> WRITTEN INSTRUCTION
Please repeat the lines below word for word, beginning at the line that contains "What elements are" and stopping after the line that contains "room-badge[interactable]: O —".

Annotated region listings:
※
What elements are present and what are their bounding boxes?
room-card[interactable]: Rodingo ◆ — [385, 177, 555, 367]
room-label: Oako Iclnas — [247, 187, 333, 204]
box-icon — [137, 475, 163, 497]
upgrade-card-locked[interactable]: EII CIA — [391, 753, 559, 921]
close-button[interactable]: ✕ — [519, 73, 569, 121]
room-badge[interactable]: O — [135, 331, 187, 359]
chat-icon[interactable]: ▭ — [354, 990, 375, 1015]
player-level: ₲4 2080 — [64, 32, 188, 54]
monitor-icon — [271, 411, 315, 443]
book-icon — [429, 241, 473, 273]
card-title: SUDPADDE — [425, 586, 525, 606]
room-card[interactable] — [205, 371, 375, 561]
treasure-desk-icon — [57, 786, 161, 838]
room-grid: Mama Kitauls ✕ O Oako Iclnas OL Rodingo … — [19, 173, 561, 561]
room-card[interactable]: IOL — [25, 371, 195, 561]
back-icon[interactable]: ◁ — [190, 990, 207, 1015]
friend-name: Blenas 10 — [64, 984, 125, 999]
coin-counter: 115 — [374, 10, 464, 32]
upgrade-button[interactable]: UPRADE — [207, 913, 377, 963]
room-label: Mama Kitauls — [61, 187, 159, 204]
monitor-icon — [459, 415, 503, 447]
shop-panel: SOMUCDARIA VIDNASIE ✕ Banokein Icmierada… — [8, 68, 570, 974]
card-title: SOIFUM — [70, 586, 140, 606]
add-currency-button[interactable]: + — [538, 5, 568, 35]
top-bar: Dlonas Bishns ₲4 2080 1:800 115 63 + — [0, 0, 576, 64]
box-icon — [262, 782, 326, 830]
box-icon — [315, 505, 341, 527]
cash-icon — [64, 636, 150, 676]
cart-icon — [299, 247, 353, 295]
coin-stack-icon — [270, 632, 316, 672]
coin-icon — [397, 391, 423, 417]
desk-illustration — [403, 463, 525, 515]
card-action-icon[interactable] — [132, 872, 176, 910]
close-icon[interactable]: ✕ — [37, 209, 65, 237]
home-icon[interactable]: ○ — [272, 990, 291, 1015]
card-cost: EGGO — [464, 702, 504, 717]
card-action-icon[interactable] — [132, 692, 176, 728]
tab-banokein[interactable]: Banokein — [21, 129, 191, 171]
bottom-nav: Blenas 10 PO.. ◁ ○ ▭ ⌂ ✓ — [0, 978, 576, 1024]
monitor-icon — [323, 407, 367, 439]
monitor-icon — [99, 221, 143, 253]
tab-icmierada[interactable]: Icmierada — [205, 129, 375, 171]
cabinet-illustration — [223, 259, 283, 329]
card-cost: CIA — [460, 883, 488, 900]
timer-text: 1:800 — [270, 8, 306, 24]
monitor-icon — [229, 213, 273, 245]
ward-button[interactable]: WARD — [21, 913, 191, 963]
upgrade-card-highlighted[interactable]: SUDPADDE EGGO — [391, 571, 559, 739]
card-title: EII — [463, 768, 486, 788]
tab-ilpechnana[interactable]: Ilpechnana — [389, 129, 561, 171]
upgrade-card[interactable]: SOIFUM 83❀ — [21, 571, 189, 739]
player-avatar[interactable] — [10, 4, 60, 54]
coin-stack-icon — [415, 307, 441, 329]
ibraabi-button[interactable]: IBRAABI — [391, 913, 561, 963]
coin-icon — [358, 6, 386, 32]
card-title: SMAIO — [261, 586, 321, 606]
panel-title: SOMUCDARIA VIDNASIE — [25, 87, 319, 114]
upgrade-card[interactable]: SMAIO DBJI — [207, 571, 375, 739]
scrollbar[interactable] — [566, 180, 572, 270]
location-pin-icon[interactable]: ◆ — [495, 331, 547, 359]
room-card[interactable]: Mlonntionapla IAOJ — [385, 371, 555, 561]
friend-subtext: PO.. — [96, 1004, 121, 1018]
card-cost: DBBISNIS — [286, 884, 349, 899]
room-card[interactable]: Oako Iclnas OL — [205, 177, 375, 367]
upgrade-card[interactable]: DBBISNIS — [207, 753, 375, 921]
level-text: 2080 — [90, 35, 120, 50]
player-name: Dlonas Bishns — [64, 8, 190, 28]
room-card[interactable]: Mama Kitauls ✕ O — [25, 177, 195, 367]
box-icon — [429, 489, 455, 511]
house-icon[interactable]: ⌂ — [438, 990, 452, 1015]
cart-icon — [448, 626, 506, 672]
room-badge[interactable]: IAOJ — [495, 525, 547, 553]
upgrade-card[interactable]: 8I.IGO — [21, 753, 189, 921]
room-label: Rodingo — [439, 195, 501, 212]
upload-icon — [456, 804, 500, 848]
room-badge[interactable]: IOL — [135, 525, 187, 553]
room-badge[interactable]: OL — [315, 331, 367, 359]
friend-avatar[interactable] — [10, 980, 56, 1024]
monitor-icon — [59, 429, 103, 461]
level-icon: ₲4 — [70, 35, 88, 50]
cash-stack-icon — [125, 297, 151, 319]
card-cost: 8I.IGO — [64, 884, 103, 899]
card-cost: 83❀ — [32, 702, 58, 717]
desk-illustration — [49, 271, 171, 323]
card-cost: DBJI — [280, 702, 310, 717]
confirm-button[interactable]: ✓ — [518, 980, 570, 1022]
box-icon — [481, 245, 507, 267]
※
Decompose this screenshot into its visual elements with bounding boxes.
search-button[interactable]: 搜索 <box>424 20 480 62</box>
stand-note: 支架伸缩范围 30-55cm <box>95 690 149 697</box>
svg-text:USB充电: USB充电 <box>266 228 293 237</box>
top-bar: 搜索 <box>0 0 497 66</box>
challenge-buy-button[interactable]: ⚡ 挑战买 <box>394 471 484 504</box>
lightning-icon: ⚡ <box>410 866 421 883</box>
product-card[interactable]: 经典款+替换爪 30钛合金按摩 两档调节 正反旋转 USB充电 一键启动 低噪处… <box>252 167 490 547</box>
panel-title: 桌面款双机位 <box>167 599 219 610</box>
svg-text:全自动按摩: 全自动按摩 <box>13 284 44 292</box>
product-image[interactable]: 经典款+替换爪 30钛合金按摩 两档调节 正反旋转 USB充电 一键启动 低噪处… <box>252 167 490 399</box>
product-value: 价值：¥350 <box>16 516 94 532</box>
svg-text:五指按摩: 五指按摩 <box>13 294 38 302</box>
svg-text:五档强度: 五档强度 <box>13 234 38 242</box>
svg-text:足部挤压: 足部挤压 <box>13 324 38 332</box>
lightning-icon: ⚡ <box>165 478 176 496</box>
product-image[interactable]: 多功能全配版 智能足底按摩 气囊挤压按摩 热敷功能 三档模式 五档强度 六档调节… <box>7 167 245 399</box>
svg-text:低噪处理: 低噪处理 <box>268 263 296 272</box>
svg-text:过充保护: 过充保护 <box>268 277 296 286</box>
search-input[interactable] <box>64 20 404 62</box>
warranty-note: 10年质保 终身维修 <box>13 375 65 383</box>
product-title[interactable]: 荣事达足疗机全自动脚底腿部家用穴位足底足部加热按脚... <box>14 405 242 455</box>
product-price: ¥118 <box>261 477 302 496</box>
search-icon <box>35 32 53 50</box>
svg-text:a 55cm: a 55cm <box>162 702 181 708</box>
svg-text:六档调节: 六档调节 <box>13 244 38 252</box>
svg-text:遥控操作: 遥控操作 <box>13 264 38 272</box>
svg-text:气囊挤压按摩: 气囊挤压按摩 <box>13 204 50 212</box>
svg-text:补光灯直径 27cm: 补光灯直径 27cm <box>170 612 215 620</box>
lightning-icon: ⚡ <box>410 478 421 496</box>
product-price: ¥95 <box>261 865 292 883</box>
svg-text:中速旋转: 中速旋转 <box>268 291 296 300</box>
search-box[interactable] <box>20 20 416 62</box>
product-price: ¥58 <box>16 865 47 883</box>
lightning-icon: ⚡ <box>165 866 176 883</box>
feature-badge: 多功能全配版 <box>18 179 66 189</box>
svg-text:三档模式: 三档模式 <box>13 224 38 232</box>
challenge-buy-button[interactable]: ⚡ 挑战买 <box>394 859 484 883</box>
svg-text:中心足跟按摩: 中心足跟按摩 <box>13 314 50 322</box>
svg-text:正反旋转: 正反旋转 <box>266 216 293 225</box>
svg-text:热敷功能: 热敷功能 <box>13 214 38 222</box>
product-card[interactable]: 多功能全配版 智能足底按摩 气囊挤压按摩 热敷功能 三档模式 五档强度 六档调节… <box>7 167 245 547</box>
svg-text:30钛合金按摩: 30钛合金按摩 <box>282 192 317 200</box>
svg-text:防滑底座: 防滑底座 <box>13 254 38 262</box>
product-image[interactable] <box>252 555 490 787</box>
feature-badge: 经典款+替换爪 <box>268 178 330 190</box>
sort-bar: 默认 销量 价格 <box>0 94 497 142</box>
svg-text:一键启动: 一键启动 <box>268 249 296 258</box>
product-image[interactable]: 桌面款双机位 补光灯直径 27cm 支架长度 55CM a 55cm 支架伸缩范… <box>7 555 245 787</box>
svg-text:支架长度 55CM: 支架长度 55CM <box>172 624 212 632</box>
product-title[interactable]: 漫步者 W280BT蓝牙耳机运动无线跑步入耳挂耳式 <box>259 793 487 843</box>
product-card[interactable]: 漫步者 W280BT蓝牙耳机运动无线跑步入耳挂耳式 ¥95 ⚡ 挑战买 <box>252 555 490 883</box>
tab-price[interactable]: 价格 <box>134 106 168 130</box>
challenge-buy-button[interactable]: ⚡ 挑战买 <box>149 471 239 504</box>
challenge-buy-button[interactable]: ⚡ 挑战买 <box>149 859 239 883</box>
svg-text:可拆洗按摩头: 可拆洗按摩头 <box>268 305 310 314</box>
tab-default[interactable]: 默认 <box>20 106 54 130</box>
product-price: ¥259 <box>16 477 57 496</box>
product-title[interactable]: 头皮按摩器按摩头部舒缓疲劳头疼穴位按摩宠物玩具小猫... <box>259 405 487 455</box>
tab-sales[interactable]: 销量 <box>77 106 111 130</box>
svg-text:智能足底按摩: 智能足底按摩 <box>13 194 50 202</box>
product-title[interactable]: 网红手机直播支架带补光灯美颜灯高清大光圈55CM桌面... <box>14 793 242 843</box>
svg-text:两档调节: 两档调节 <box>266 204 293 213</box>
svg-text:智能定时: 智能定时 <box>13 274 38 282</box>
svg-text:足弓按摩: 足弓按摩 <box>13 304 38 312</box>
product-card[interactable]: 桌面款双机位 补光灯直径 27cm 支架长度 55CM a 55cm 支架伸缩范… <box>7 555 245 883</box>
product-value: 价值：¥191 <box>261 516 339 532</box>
※
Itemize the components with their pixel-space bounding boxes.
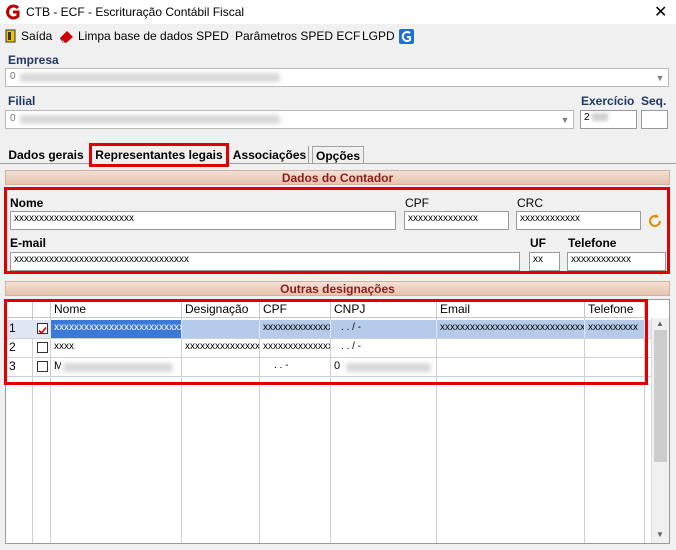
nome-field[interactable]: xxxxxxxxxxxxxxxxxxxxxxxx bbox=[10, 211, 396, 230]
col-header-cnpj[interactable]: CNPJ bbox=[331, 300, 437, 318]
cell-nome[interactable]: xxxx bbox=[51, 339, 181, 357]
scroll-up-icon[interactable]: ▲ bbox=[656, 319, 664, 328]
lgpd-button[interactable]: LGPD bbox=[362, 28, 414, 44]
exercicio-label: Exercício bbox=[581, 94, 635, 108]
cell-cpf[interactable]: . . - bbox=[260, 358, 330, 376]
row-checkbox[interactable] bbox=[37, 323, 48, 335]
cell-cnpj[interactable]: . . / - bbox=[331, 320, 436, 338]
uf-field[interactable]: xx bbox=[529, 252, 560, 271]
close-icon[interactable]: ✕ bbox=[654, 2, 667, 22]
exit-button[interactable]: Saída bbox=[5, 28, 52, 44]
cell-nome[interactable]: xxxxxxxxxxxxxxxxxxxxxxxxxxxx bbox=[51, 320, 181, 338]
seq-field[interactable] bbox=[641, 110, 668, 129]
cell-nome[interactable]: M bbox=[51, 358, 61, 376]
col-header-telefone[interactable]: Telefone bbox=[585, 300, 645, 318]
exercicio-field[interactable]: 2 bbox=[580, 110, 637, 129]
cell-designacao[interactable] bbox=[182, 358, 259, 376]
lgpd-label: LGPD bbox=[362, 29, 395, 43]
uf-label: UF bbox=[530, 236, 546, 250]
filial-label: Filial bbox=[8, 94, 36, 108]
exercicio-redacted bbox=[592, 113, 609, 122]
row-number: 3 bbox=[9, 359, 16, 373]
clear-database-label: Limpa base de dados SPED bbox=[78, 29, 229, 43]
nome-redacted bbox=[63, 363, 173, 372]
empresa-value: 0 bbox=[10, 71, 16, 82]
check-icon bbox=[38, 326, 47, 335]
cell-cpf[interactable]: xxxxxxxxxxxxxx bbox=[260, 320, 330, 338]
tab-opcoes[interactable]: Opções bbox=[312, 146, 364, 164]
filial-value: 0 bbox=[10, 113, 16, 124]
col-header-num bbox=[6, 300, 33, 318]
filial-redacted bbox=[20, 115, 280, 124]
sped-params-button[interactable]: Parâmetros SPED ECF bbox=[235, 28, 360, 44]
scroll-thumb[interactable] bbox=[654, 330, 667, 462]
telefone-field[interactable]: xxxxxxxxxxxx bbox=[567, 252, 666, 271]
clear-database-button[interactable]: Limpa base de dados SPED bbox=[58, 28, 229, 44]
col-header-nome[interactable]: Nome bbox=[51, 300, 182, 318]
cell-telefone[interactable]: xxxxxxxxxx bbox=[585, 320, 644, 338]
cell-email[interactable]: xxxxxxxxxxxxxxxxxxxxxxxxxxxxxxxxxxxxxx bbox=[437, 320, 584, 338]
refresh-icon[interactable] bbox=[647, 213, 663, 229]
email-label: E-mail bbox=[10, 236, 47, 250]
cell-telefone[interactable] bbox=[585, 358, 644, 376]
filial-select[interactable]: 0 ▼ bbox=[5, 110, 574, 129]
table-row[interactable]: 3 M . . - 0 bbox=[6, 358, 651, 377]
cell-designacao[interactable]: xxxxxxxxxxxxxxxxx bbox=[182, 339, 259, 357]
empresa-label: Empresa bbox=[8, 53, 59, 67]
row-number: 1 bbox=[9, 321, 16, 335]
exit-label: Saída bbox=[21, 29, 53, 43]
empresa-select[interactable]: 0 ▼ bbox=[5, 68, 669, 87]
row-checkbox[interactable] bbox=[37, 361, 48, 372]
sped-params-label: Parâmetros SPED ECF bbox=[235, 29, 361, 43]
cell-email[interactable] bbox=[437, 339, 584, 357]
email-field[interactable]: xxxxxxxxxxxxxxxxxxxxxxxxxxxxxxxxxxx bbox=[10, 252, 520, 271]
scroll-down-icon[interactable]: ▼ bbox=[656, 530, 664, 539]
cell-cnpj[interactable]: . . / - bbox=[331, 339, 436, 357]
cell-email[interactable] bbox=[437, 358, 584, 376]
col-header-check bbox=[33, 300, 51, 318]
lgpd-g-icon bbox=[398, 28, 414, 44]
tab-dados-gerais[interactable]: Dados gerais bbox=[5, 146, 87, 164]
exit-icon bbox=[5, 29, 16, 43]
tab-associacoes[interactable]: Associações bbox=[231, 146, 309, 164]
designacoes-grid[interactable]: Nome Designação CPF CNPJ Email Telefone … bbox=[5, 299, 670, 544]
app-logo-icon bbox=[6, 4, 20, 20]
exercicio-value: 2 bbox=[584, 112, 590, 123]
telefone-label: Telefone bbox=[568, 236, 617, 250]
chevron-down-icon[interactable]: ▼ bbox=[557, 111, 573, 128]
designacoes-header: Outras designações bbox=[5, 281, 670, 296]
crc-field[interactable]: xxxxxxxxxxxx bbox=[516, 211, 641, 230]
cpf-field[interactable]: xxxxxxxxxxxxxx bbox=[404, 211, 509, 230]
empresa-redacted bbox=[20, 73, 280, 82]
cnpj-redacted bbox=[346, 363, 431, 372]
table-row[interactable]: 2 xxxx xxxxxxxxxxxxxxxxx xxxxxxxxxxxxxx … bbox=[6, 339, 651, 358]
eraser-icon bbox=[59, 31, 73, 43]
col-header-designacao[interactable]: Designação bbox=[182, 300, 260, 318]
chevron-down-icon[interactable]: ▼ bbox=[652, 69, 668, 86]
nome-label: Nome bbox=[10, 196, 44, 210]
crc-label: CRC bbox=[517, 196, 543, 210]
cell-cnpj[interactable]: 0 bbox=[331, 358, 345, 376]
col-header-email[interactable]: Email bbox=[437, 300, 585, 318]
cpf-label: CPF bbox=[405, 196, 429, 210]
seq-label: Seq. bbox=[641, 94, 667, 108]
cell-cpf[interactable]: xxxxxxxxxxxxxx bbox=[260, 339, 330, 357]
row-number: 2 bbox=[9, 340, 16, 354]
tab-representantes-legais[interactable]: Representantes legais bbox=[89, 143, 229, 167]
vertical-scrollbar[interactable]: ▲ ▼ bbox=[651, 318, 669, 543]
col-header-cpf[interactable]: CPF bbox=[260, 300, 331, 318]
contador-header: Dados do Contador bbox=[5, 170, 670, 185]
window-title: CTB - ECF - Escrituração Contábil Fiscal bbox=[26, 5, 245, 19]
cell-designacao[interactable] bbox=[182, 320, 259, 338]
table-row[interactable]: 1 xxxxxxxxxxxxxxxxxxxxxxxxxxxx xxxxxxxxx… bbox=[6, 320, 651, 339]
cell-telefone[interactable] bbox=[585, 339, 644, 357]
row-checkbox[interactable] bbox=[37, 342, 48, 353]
※
> RESULT OF THIS TASK
What elements are present and what are their bounding boxes?
room-card[interactable]: Rodingo ◆ — [385, 177, 555, 367]
room-label: Oako Iclnas — [247, 187, 333, 204]
box-icon — [137, 475, 163, 497]
upgrade-card-locked[interactable]: EII CIA — [391, 753, 559, 921]
close-button[interactable]: ✕ — [519, 73, 569, 121]
room-badge[interactable]: O — [135, 331, 187, 359]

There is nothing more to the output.